— Start Data records —

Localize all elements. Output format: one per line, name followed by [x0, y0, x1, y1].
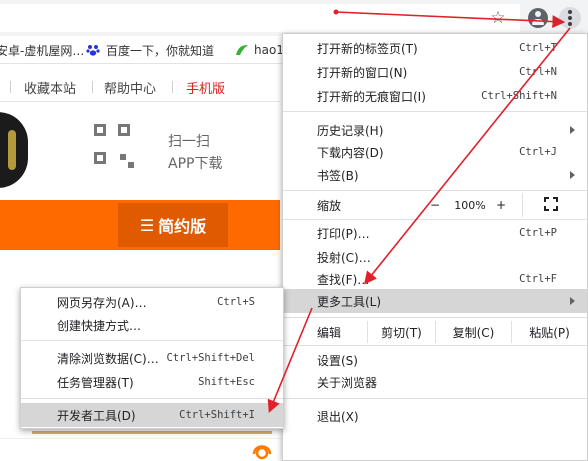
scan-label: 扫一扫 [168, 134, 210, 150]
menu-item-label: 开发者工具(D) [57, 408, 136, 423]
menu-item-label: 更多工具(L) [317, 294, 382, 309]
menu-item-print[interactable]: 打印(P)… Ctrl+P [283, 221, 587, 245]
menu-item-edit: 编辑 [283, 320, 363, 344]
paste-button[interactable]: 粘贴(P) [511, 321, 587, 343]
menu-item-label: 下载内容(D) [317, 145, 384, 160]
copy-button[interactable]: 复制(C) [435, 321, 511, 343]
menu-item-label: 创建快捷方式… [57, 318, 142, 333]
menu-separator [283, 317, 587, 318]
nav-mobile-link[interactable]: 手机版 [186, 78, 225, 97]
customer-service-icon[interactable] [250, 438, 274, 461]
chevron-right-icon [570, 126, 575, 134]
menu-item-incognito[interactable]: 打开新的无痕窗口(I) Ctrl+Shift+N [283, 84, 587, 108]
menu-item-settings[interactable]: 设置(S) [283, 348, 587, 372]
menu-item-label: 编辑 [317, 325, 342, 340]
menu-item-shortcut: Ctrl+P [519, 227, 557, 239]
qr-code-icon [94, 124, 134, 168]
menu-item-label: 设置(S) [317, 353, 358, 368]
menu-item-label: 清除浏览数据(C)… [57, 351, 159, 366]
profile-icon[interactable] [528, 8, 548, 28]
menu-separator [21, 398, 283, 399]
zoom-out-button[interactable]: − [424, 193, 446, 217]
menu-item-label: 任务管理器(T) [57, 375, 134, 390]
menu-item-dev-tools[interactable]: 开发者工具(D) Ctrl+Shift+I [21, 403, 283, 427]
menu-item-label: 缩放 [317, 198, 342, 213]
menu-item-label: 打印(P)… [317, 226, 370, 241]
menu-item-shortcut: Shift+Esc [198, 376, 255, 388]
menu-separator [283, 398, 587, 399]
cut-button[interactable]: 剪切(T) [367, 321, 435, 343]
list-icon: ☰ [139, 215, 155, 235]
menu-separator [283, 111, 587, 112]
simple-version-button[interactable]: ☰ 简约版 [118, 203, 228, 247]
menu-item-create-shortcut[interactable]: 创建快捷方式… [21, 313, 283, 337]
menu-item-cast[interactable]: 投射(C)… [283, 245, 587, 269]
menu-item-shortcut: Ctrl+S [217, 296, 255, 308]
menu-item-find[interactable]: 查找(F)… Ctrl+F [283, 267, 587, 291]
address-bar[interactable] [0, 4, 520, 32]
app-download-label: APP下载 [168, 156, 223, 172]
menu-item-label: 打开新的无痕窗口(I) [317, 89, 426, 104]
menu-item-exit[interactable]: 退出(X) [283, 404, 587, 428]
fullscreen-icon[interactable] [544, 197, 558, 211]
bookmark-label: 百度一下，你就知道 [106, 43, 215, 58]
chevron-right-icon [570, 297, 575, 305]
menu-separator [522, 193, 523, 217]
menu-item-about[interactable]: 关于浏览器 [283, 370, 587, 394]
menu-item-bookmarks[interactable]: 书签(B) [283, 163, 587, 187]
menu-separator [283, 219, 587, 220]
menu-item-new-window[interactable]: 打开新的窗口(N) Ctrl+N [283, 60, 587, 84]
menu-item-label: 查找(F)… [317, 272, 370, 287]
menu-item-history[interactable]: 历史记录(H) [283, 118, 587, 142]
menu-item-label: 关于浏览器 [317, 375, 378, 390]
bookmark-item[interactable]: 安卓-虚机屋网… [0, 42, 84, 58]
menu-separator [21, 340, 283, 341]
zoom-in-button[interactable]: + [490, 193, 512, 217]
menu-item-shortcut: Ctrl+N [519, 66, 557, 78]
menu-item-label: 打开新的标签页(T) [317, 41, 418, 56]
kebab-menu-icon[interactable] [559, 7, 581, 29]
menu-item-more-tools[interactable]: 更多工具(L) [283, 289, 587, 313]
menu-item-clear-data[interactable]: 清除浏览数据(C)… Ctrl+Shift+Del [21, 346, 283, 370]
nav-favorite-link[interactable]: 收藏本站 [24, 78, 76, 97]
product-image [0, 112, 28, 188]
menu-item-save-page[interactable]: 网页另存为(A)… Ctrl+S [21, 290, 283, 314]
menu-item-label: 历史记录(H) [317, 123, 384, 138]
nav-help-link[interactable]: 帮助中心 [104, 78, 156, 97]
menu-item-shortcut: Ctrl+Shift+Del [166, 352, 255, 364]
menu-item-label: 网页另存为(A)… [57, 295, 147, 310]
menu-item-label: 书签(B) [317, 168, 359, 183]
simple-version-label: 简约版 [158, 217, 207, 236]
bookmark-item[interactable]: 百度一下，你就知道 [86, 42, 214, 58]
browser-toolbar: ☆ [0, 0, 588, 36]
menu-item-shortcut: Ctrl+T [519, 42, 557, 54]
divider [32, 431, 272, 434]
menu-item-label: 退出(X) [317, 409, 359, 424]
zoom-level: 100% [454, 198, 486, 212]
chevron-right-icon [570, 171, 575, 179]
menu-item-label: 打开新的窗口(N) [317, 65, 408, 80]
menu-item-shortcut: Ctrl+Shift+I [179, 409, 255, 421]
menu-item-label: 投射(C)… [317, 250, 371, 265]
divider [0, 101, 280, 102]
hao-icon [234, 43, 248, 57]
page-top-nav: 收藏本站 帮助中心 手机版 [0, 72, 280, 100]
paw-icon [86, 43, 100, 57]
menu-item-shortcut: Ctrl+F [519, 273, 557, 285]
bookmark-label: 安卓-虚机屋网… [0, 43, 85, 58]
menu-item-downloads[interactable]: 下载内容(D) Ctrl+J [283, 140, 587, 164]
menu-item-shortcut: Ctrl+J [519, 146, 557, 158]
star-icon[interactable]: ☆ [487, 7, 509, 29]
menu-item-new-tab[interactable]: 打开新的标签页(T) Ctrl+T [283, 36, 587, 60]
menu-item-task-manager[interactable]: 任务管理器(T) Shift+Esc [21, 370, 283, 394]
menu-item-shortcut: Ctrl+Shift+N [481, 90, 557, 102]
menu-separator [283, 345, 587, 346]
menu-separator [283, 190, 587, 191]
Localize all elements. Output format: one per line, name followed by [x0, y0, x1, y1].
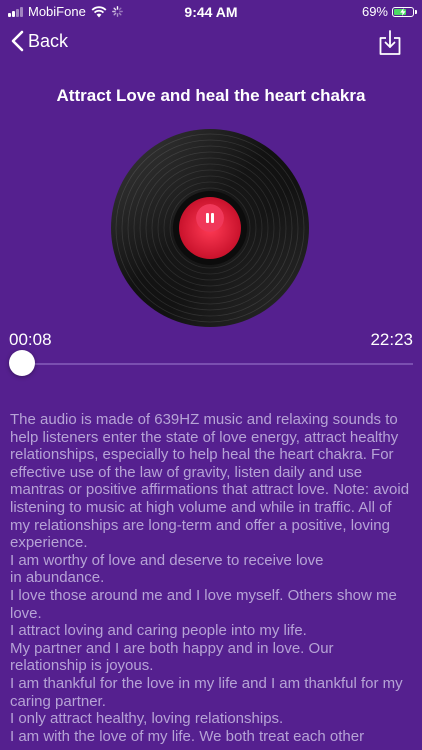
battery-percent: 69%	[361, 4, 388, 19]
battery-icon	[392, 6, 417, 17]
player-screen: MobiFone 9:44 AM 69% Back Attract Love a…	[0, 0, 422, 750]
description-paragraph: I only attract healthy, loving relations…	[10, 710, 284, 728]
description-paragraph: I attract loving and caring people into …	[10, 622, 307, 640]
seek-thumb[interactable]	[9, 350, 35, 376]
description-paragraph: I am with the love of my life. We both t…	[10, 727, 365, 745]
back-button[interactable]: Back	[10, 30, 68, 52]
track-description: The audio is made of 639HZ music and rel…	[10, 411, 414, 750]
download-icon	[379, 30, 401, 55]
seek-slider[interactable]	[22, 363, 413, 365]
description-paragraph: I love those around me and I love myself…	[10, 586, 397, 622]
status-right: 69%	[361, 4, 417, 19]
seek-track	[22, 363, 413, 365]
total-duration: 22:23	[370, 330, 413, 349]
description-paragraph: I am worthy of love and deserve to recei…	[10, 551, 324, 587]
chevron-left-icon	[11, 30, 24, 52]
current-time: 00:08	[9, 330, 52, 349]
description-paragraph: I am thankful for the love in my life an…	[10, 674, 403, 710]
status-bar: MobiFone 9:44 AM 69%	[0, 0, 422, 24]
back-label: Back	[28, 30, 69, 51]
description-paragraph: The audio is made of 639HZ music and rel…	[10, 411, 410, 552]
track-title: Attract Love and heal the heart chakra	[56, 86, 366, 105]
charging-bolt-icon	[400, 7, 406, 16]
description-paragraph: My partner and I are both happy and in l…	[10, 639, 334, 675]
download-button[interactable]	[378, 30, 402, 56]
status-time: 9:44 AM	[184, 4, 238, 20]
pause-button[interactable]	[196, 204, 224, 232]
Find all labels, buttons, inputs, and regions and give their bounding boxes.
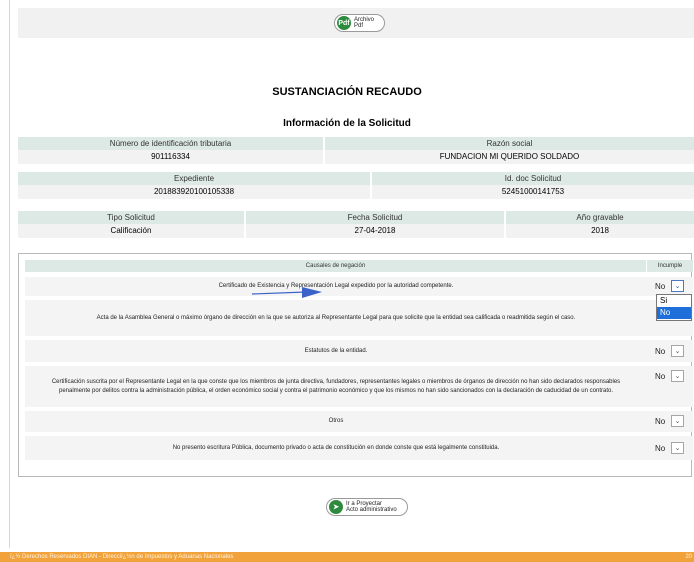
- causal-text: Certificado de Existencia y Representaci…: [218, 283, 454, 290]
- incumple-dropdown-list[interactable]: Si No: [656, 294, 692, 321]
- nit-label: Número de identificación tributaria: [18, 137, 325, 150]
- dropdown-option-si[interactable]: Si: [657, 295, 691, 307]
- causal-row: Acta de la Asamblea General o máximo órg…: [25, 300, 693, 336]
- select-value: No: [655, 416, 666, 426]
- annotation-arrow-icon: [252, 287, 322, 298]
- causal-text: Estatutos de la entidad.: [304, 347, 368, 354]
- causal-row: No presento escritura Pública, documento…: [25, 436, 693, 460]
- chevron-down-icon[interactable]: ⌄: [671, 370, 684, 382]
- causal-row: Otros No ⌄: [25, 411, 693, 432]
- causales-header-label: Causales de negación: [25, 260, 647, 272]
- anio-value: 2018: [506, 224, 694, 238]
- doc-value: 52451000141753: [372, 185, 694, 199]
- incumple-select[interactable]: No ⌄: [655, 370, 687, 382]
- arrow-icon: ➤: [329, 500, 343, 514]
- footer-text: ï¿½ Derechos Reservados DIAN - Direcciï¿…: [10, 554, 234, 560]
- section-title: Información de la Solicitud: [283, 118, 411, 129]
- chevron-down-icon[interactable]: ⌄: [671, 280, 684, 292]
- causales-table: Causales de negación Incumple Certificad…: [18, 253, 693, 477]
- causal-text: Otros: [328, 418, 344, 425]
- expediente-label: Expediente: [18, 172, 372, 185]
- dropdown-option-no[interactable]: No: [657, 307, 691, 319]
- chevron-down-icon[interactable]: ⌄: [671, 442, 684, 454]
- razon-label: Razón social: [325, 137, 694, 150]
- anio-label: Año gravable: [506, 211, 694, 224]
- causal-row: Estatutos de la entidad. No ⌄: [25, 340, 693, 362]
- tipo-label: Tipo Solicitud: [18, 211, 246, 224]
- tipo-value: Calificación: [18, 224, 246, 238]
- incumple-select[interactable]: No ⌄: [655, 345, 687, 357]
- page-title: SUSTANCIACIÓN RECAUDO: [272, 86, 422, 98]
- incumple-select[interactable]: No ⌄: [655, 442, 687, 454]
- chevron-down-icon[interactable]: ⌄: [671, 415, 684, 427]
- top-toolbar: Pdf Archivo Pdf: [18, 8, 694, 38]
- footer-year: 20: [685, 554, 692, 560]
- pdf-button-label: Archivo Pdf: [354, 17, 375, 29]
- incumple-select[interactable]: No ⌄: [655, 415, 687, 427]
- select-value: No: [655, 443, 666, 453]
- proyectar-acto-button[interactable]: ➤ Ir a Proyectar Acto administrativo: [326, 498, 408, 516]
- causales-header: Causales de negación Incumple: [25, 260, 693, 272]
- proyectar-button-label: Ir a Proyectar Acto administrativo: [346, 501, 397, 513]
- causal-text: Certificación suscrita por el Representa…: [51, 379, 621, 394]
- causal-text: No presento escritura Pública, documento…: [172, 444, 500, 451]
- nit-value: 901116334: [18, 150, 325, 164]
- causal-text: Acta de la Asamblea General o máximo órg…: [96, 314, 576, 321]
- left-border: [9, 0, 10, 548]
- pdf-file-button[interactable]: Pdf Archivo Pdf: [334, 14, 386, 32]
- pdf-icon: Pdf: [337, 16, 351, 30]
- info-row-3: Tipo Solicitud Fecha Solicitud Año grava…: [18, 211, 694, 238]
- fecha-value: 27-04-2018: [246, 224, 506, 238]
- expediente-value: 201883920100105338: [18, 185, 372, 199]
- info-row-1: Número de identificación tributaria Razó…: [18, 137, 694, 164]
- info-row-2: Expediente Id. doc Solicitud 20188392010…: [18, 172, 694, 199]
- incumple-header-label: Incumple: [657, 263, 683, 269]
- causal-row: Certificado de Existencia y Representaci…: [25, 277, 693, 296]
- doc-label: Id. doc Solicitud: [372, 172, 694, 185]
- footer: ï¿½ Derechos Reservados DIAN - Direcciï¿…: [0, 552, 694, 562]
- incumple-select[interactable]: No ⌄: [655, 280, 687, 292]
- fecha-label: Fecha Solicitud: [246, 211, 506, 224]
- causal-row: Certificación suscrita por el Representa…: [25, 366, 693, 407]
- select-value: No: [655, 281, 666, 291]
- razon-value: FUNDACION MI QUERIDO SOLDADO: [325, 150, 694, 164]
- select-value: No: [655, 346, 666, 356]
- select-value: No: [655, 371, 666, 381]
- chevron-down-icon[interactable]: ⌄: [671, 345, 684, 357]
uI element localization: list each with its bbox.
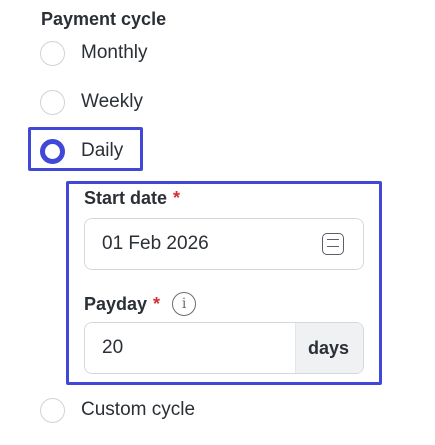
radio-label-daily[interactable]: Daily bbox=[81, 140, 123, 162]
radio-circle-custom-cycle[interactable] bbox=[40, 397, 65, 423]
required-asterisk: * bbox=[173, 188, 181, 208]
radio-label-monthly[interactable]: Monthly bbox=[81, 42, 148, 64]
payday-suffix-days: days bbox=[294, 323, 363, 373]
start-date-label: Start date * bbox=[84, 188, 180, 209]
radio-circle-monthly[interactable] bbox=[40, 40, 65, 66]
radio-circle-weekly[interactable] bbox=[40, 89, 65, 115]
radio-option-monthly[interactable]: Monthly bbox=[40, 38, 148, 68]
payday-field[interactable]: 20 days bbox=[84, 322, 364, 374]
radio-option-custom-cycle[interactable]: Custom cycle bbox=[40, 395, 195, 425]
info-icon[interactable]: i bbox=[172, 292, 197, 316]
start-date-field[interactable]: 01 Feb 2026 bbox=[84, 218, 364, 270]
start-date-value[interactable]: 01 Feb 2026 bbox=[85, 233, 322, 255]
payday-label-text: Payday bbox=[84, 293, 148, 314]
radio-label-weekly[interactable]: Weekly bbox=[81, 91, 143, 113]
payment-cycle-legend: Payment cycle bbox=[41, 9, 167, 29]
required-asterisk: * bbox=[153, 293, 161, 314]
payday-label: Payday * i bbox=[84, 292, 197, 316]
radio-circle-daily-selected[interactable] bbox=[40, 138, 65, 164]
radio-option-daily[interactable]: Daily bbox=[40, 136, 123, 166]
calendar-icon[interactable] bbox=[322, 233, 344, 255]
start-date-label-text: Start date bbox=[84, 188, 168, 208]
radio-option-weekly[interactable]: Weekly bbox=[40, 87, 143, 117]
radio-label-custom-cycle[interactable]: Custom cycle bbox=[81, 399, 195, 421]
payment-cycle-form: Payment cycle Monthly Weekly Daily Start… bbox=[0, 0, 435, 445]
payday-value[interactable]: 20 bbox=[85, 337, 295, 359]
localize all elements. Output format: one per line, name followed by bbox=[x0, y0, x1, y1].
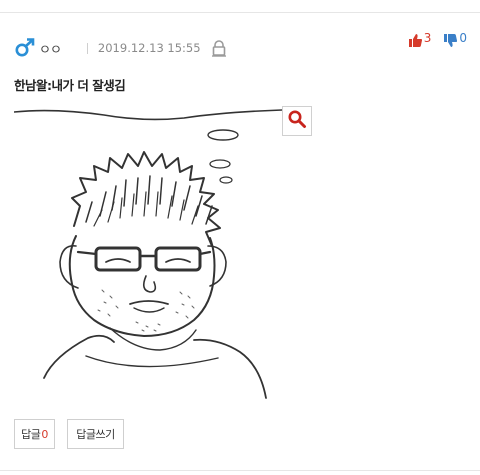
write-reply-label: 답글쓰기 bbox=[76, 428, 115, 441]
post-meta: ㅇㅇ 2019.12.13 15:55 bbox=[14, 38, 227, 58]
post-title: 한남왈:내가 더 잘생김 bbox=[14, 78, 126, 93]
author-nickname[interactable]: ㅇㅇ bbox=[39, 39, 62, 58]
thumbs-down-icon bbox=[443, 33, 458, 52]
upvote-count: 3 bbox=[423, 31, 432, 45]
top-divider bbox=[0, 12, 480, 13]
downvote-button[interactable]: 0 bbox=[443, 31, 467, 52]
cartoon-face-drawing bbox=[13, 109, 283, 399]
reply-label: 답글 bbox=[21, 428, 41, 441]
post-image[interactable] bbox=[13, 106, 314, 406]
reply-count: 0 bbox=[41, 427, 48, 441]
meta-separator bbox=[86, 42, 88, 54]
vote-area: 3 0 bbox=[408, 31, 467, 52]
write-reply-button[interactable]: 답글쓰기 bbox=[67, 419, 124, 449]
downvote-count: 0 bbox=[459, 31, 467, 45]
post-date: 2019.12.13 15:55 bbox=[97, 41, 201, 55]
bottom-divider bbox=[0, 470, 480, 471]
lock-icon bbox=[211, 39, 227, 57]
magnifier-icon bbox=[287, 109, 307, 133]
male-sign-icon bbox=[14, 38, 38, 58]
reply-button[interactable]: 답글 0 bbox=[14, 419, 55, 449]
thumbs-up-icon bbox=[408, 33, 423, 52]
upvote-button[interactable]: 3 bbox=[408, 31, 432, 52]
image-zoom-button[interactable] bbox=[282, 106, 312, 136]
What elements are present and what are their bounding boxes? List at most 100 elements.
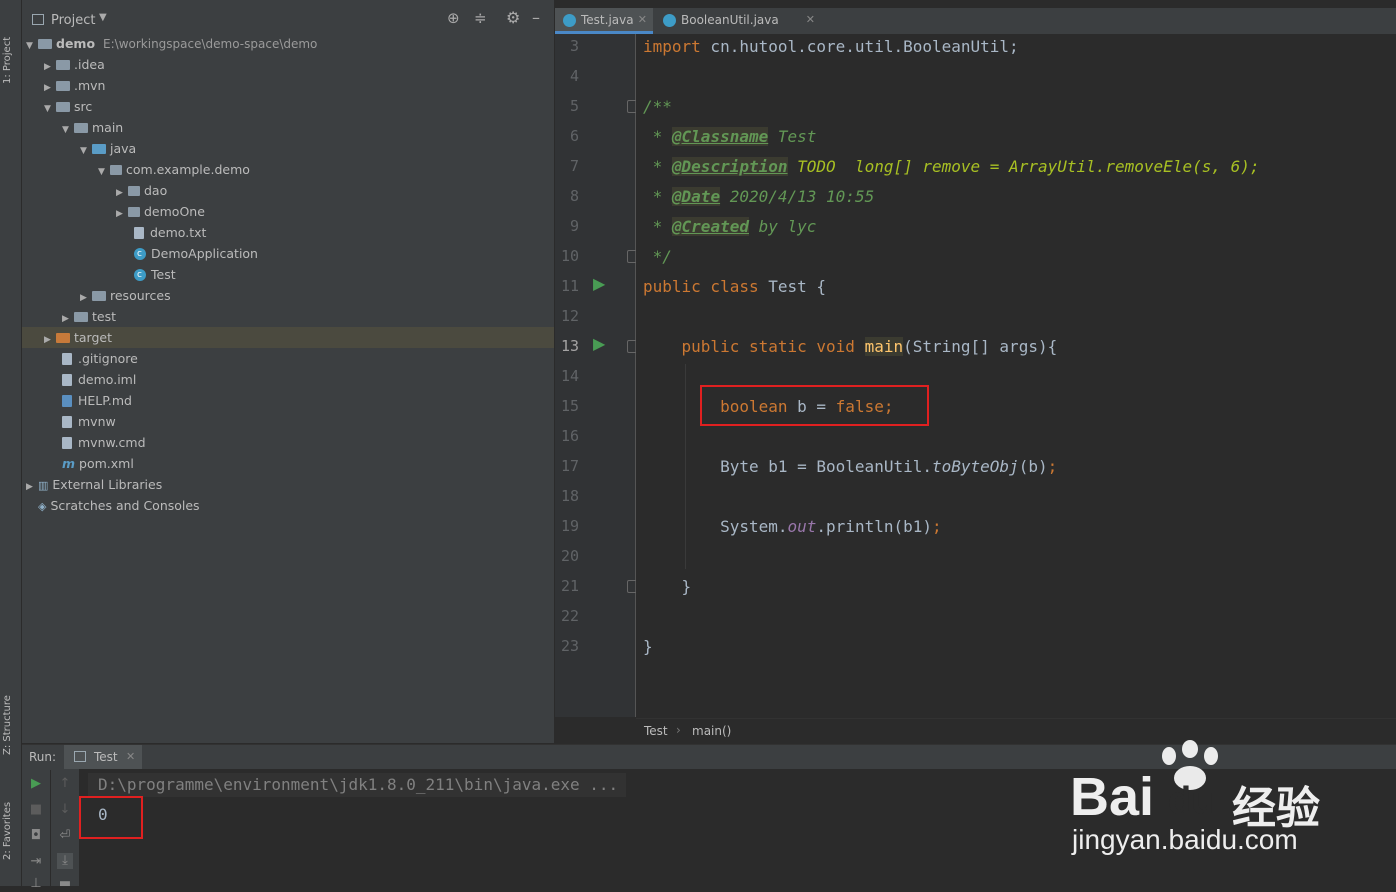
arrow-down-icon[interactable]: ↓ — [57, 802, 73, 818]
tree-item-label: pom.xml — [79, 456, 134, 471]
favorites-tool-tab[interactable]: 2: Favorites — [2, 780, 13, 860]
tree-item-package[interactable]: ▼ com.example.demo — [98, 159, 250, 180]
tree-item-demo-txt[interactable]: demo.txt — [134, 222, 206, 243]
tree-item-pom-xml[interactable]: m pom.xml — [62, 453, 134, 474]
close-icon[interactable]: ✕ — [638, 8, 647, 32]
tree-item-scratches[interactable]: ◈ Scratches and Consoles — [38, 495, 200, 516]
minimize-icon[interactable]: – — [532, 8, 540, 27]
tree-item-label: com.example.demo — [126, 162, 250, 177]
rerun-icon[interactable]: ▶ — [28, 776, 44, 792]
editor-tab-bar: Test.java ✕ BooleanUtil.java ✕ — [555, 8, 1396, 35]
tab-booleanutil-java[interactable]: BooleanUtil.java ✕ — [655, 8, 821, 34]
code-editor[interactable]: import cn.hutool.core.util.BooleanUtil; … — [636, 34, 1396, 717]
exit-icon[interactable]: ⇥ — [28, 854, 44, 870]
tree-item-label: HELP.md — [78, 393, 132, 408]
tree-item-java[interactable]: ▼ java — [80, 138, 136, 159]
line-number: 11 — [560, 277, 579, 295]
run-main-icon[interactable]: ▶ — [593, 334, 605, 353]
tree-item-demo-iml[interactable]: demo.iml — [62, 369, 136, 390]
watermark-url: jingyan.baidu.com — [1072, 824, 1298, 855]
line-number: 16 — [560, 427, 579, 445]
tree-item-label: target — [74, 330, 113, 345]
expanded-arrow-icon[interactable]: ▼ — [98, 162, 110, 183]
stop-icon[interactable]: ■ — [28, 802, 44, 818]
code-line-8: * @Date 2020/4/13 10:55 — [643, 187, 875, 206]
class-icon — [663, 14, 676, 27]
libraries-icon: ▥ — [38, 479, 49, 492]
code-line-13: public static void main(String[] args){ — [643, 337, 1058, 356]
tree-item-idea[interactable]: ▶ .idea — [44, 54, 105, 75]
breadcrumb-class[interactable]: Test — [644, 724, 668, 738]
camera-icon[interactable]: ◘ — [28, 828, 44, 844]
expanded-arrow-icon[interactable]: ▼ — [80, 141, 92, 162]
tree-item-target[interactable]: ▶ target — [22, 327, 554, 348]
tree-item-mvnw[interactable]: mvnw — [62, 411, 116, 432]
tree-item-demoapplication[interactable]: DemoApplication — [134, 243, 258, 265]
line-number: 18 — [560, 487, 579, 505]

— End Data records —

Copy out the records word for word, from the line containing "- causal-text: Certificado" down to the line containing "- select-value: No: [655, 416, 666, 426]", both included, and nothing else.

◆ **Written response**:
- causal-text: Certificado de Existencia y Representaci…: [218, 283, 454, 290]
- incumple-dropdown-list[interactable]: Si No: [656, 294, 692, 321]
- nit-label: Número de identificación tributaria: [18, 137, 325, 150]
- dropdown-option-si[interactable]: Si: [657, 295, 691, 307]
- causal-row: Acta de la Asamblea General o máximo órg…: [25, 300, 693, 336]
- select-value: No: [655, 416, 666, 426]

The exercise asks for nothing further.